> [SUPPLIED TEXT]:
═══
Pirates of Monterey: An Analysis on Trends of Piracy in Major Shipping Lanes
- Group Members: Deryk Clary, MaryGrace Burke, Julia MacDonald, Mike Galvan.
- OA3801 Computational Methods for Operations Research II Final Project
Contents
File/Folder Overview
- Data_Files: All data files we used as inputs to the project.
- Deprecated: Old files that are not used, but kept for future reference.
- Map_Files: Folder with maps and shp files used for analysis.
- Product_Files: Folder with PowerPoints and papers made for presenting this project.
- Results: Folder with Bokeh html tiles and output datasets
- Spacy_Files: Folder with the final spaCy model, config files for training, and the training, development, and testing data used to train and evaluate the model.
- 1_nlp_creation_testing.ipynb: Jupyter notebook containing all the code to train and test our spaCy model.
- 2_data_analysis_testing.ipynb: Jupyter notebook containing the code to develop our Bokeh plots and graphs used to conduct analysis.
- 3_wave_height_analysis.py: Script to add wave heights to each piracy incident.
═══
> [COLLECTED DATA]:

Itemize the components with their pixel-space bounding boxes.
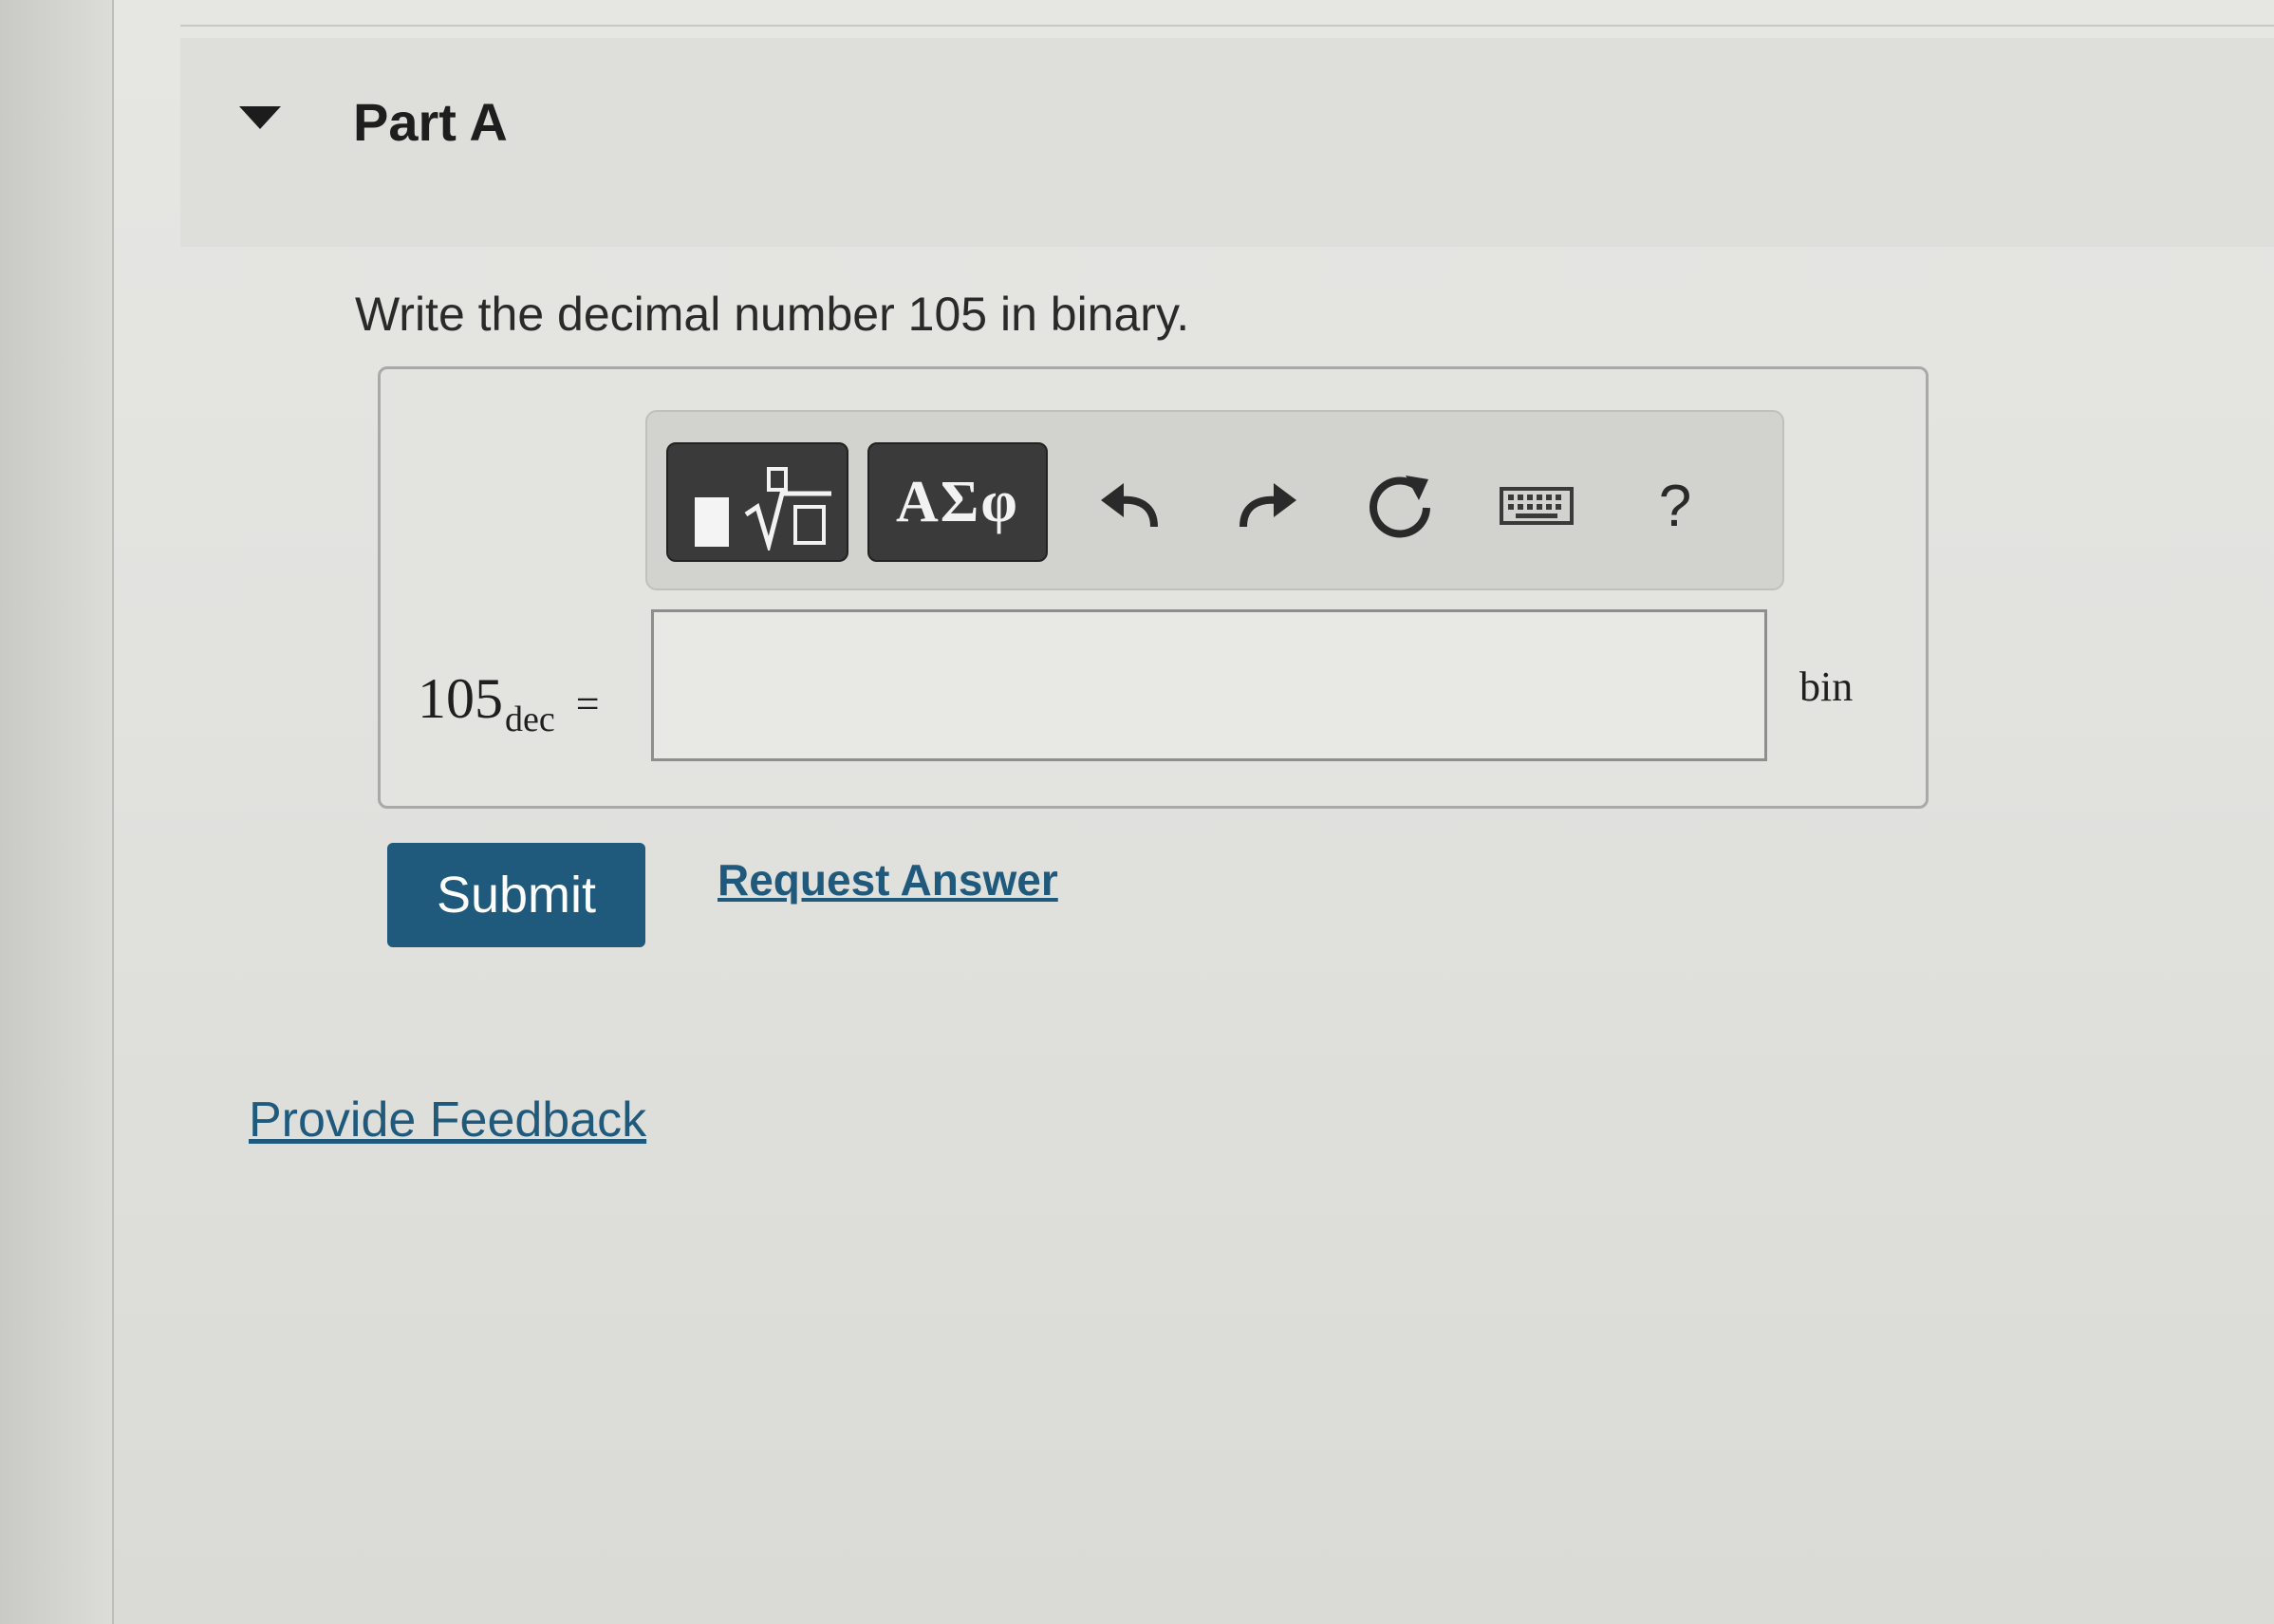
═══
> [AIM 1]:
Answer these from the piracy project overview:
(a) Which course is the project a final project for?
(b) Which folder holds old files that are no longer used but are kept for future reference?
(c) What does the script 3_wave_height_analysis.py do?
> [AIM 2]: Resume the piracy project overview, picking up right after its last line.
You can leave the data aside; it isn't needed here.

> [RIGHT ANSWER 1]:
(a) OA3801 Computational Methods for Operations Research II.
(b) Deprecated.
(c) It adds wave heights to each piracy incident.

> [RIGHT ANSWER 2]:
- 3_wave_height_analysis_nb.ipynb: Same as previous but in Jupyter Notebook form.
- spacy_functions.py: Some dependent functions for our NLP Creation notebook.
Background
The resurgence of piracy activities in vital shipping lanes poses a significant threat to maritime traffic, necessitating an initiative-taking approach to mitigate risks and ensure the safety of vessels, cargo, and crew. Our project's main goal was to discern patterns and correlations within piracy incidents to aid in the formulation of proactive measures for mitigating piracy risks. By examining a ship's profile, including its location, country of affiliation, and type of vessel, we aimed to identify indicators that increase the probability a vessel is targeted for piracy. Stakeholders such as coastal authorities, shipping companies, and naval operations stand to benefit from actionable insights derived from this analysis, facilitating the protection of maritime interests and safe navigation across high-risk regions.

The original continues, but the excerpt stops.